> Stored records
────────────────────────────────────────

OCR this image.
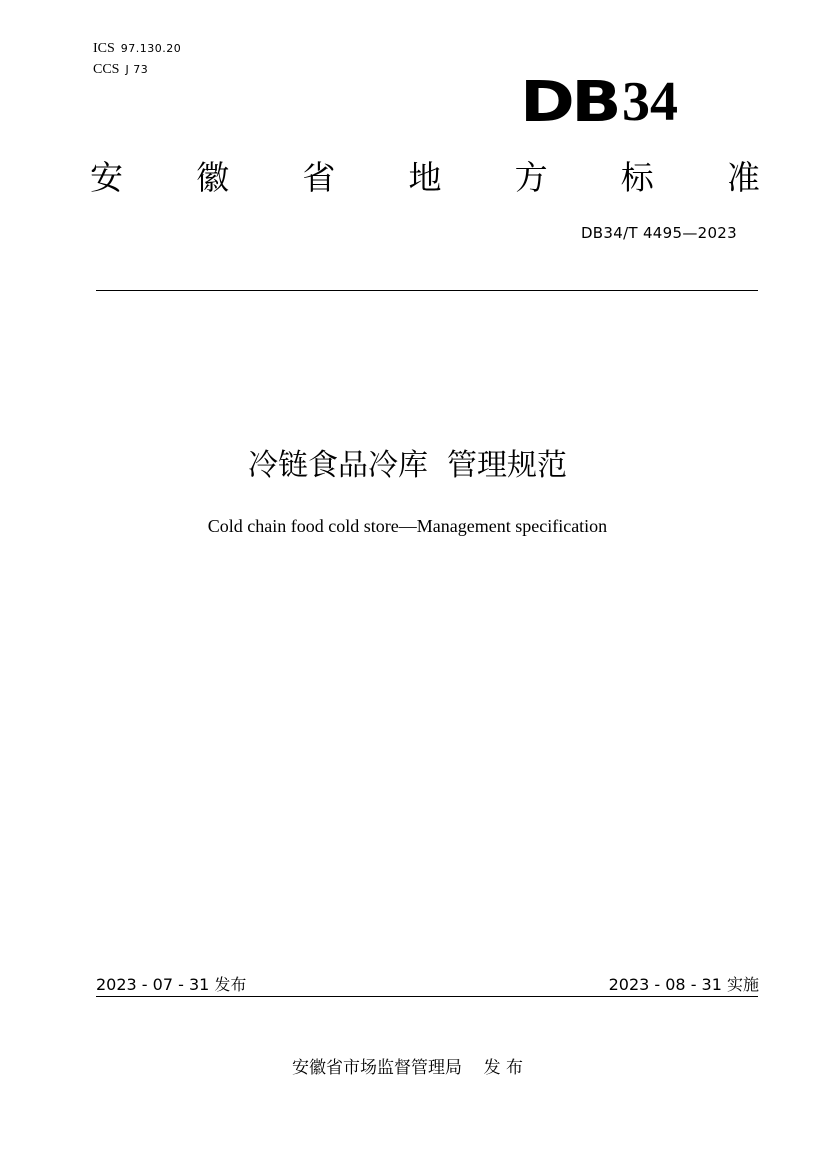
ICS 97.130.20
CCS J 73	DB 34
安 徽 省 地 方 标 准
DB34/T 4495—2023
冷链食品冷库  管理规范
Cold chain food cold store—Management specification
2023 - 07 - 31 发布	2023 - 08 - 31 实施
安徽省市场监督管理局    发 布
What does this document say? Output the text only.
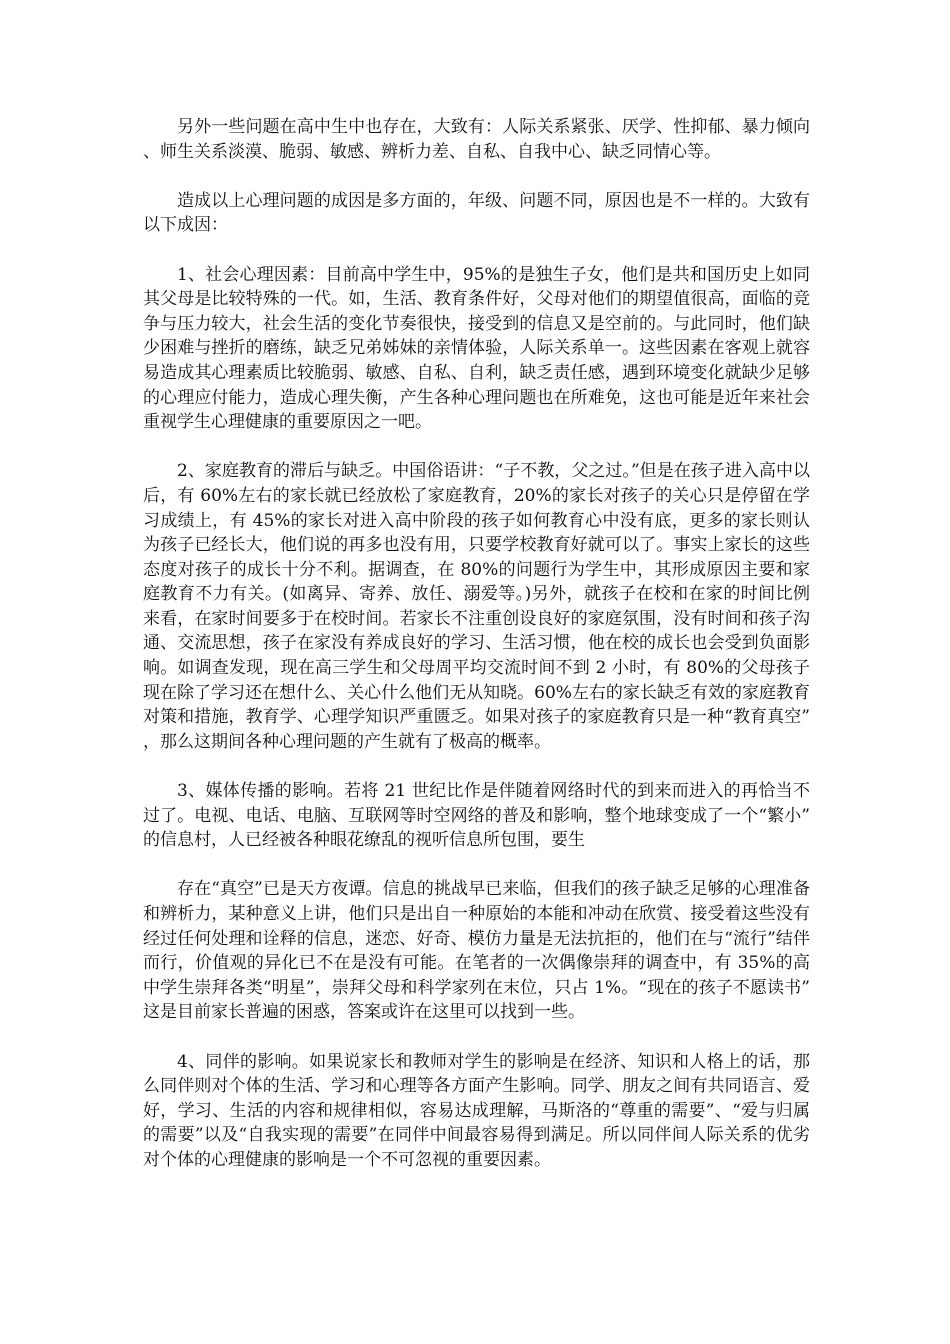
另外一些问题在高中生中也存在，大致有：人际关系紧张、厌学、性抑郁、暴力倾向、师生关系淡漠、脆弱、敏感、辨析力差、自私、自我中心、缺乏同情心等。

造成以上心理问题的成因是多方面的，年级、问题不同，原因也是不一样的。大致有以下成因：

1、社会心理因素：目前高中学生中，95%的是独生子女，他们是共和国历史上如同其父母是比较特殊的一代。如，生活、教育条件好，父母对他们的期望值很高，面临的竞争与压力较大，社会生活的变化节奏很快，接受到的信息又是空前的。与此同时，他们缺少困难与挫折的磨练，缺乏兄弟姊妹的亲情体验，人际关系单一。这些因素在客观上就容易造成其心理素质比较脆弱、敏感、自私、自利，缺乏责任感，遇到环境变化就缺少足够的心理应付能力，造成心理失衡，产生各种心理问题也在所难免，这也可能是近年来社会重视学生心理健康的重要原因之一吧。

2、家庭教育的滞后与缺乏。中国俗语讲：“子不教，父之过。”但是在孩子进入高中以后，有 60%左右的家长就已经放松了家庭教育，20%的家长对孩子的关心只是停留在学习成绩上，有 45%的家长对进入高中阶段的孩子如何教育心中没有底，更多的家长则认为孩子已经长大，他们说的再多也没有用，只要学校教育好就可以了。事实上家长的这些态度对孩子的成长十分不利。据调查，在 80%的问题行为学生中，其形成原因主要和家庭教育不力有关。(如离异、寄养、放任、溺爱等。)另外，就孩子在校和在家的时间比例来看，在家时间要多于在校时间。若家长不注重创设良好的家庭氛围，没有时间和孩子沟通、交流思想，孩子在家没有养成良好的学习、生活习惯，他在校的成长也会受到负面影响。如调查发现，现在高三学生和父母周平均交流时间不到 2 小时，有 80%的父母孩子现在除了学习还在想什么、关心什么他们无从知晓。60%左右的家长缺乏有效的家庭教育对策和措施，教育学、心理学知识严重匮乏。如果对孩子的家庭教育只是一种“教育真空”，那么这期间各种心理问题的产生就有了极高的概率。

3、媒体传播的影响。若将 21 世纪比作是伴随着网络时代的到来而进入的再恰当不过了。电视、电话、电脑、互联网等时空网络的普及和影响，整个地球变成了一个“繁小”的信息村，人已经被各种眼花缭乱的视听信息所包围，要生

存在“真空”已是天方夜谭。信息的挑战早已来临，但我们的孩子缺乏足够的心理准备和辨析力，某种意义上讲，他们只是出自一种原始的本能和冲动在欣赏、接受着这些没有经过任何处理和诠释的信息，迷恋、好奇、模仿力量是无法抗拒的，他们在与“流行”结伴而行，价值观的异化已不在是没有可能。在笔者的一次偶像崇拜的调查中，有 35%的高中学生崇拜各类“明星”，崇拜父母和科学家列在末位，只占 1%。“现在的孩子不愿读书”这是目前家长普遍的困惑，答案或许在这里可以找到一些。

4、同伴的影响。如果说家长和教师对学生的影响是在经济、知识和人格上的话，那么同伴则对个体的生活、学习和心理等各方面产生影响。同学、朋友之间有共同语言、爱好，学习、生活的内容和规律相似，容易达成理解，马斯洛的“尊重的需要”、“爱与归属的需要”以及“自我实现的需要”在同伴中间最容易得到满足。所以同伴间人际关系的优劣对个体的心理健康的影响是一个不可忽视的重要因素。
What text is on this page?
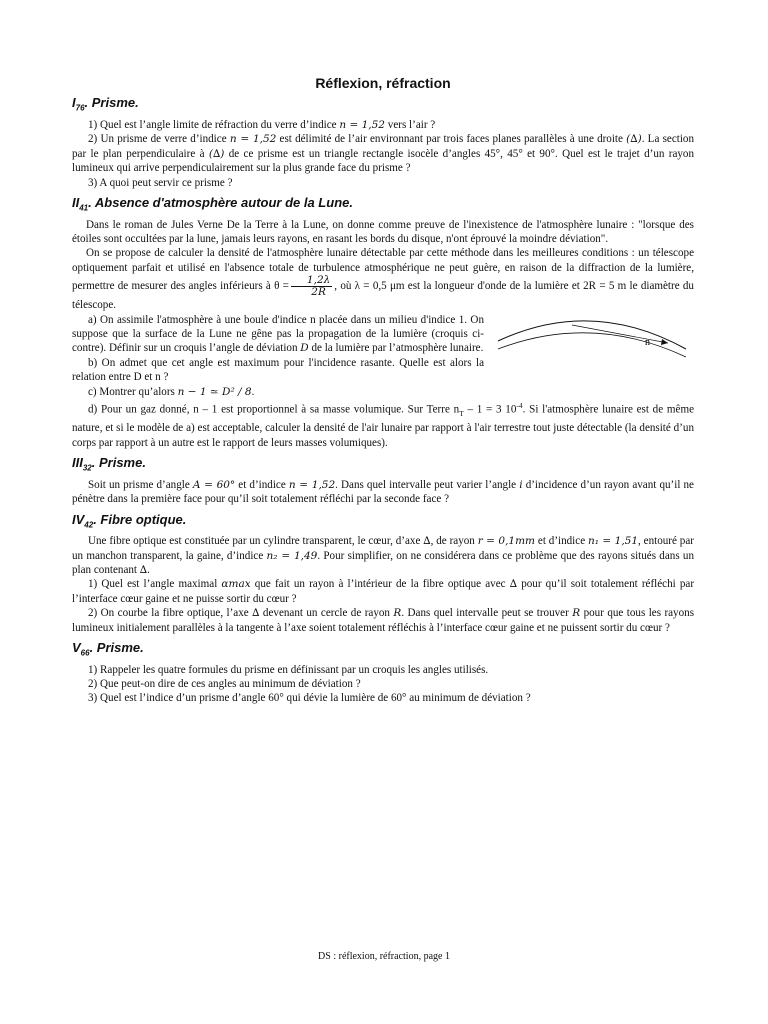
Réflexion, réfraction
$I_{76}$. Prisme.

1) Quel est l’angle limite de réfraction du verre d’indice n = 1,52 vers l’air ?

2) Un prisme de verre d’indice n = 1,52 est délimité de l’air environnant par trois faces planes parallèles à une droite (∆). La section par le plan perpendiculaire à (∆) de ce prisme est un triangle rectangle isocèle d’angles 45°, 45° et 90°. Quel est le trajet d’un rayon lumineux qui arrive perpendiculairement sur la plus grande face du prisme ?

3) A quoi peut servir ce prisme ?

$II_{41}$. Absence d'atmosphère autour de la Lune.

Dans le roman de Jules Verne De la Terre à la Lune, on donne comme preuve de l'inexistence de l'atmosphère lunaire : "lorsque des étoiles sont occultées par la lune, jamais leurs rayons, en rasant les bords du disque, n'ont éprouvé la moindre déviation".

On se propose de calculer la densité de l'atmosphère lunaire détectable par cette méthode dans les meilleures conditions : un télescope optiquement parfait et utilisé en l'absence totale de turbulence atmosphérique ne peut guère, en raison de la diffraction de la lumière, permettre de mesurer des angles inférieurs à $\theta = \frac{1,2\lambda}{2R}$ , où λ = 0,5 μm est la longueur d'onde de la lumière et 2R = 5 m le diamètre du télescope.

n

a) On assimile l'atmosphère à une boule d'indice n placée dans un milieu d'indice 1. On suppose que la surface de la Lune ne gêne pas la propagation de la lumière (croquis ci-contre). Définir sur un croquis l’angle de déviation D de la lumière par l’atmosphère lunaire.

b) On admet que cet angle est maximum pour l'incidence rasante. Quelle est alors la relation entre D et n ?

c) Montrer qu’alors n − 1 ≃ D² / 8.

d) Pour un gaz donné, n – 1 est proportionnel à sa masse volumique. Sur Terre $n_T - 1 = 3$ $10^{-4}$. Si l'atmosphère lunaire est de même nature, et si le modèle de a) est acceptable, calculer la densité de l'air lunaire par rapport à l'air terrestre tout juste détectable (la densité d’un corps par rapport à un autre est le rapport de leurs masses volumiques).

$III_{32}$. Prisme.

Soit un prisme d’angle A = 60° et d’indice n = 1,52. Dans quel intervalle peut varier l’angle i d’incidence d’un rayon avant qu’il ne pénètre dans la première face pour qu’il soit totalement réfléchi par la seconde face ?

$IV_{42}$. Fibre optique.

Une fibre optique est constituée par un cylindre transparent, le cœur, d’axe ∆, de rayon r = 0,1mm et d’indice n₁ = 1,51, entouré par un manchon transparent, la gaine, d’indice n₂ = 1,49. Pour simplifier, on ne considérera dans ce problème que des rayons situés dans un plan contenant ∆.

1) Quel est l’angle maximal αmax que fait un rayon à l’intérieur de la fibre optique avec ∆ pour qu’il soit totalement réfléchi par l’interface cœur gaine et ne puisse sortir du cœur ?

2) On courbe la fibre optique, l’axe ∆ devenant un cercle de rayon R. Dans quel intervalle peut se trouver R pour que tous les rayons lumineux initialement parallèles à la tangente à l’axe soient totalement réfléchis à l’interface cœur gaine et ne puissent sortir du cœur ?

$V_{66}$. Prisme.

1) Rappeler les quatre formules du prisme en définissant par un croquis les angles utilisés.

2) Que peut-on dire de ces angles au minimum de déviation ?

3) Quel est l’indice d’un prisme d’angle 60° qui dévie la lumière de 60° au minimum de déviation ?

DS : réflexion, réfraction, page 1
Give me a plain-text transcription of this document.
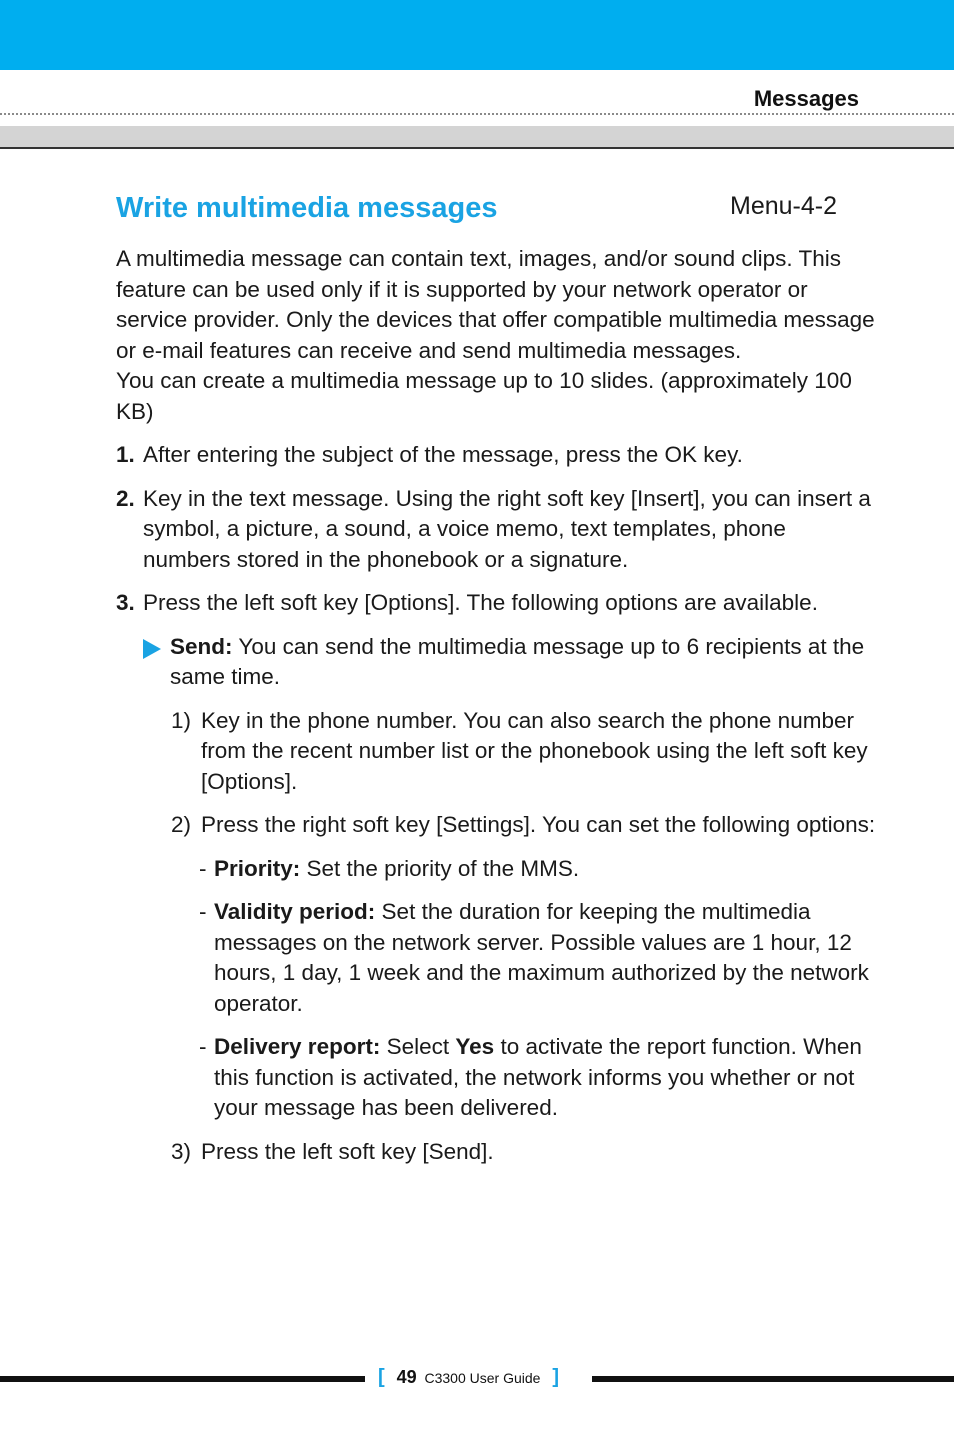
Messages
Write multimedia messages	Menu-4-2

A multimedia message can contain text, images, and/or sound clips. This feature can be used only if it is supported by your network operator or service provider. Only the devices that offer compatible multimedia message or e-mail features can receive and send multimedia messages.

You can create a multimedia message up to 10 slides. (approximately 100 KB)

1. After entering the subject of the message, press the OK key.
2. Key in the text message. Using the right soft key [Insert], you can insert a symbol, a picture, a sound, a voice memo, text templates, phone numbers stored in the phonebook or a signature.
3. Press the left soft key [Options]. The following options are available.
Send: You can send the multimedia message up to 6 recipients at the same time.
1) Key in the phone number. You can also search the phone number from the recent number list or the phonebook using the left soft key [Options].
2) Press the right soft key [Settings]. You can set the following options:
- Priority: Set the priority of the MMS.
- Validity period: Set the duration for keeping the multimedia messages on the network server. Possible values are 1 hour, 12 hours, 1 day, 1 week and the maximum authorized by the network operator.
- Delivery report: Select Yes to activate the report function. When this function is activated, the network informs you whether or not your message has been delivered.
3) Press the left soft key [Send].
[ 49 C3300 User Guide ]
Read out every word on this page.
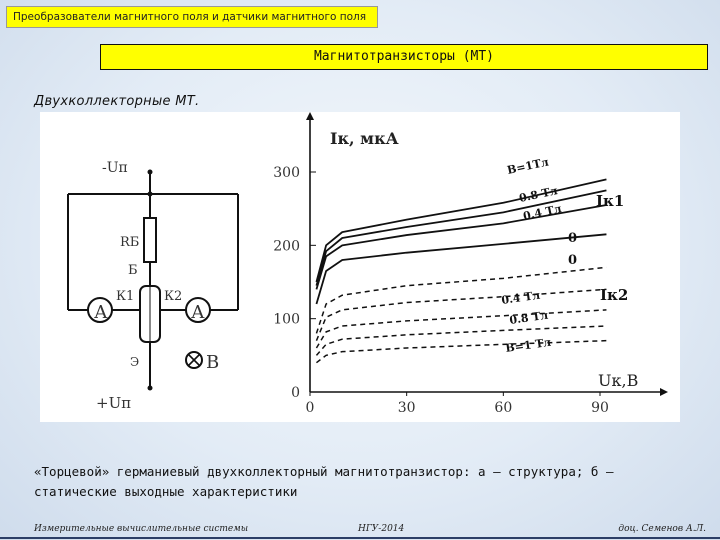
Преобразователи магнитного поля и датчики магнитного поля
Магнитотранзисторы (МТ)
Двухколлекторные МТ.
-Uп
RБ
Б
К1 К2
А	А
Э	B
+Uп	0	30	60	90
0
100
200
300
Iк, мкА
Uк,В
B=1Тл
0.8 Тл
0.4 Тл
Iк1
0
0
0.4 Тл	Iк2
0.8 Тл
B=1 Тл
«Торцевой» германиевый двухколлекторный магнитотранзистор: а – структура; б – статические выходные характеристики
Измерительные вычислительные системы	НГУ-2014	доц. Семенов А.Л.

────────────────────────────────────────

> Work instructions
Quote verbatim every line starting at the line that contains "Read out every word on this page." and ending with the last line of the records; omit all pictures.

> Output of the task
Read out every word on this page.
Преобразователи магнитного поля и датчики магнитного поля
Магнитотранзисторы (МТ)
Двухколлекторные МТ.
-Uп
RБ
Б
К1 К2
А	А
Э	B
+Uп	0	30	60	90
0
100
200
300
Iк, мкА
Uк,В
B=1Тл
0.8 Тл
0.4 Тл
Iк1
0
0
0.4 Тл	Iк2
0.8 Тл
B=1 Тл
«Торцевой» германиевый двухколлекторный магнитотранзистор: а – структура; б – статические выходные характеристики
Измерительные вычислительные системы	НГУ-2014	доц. Семенов А.Л.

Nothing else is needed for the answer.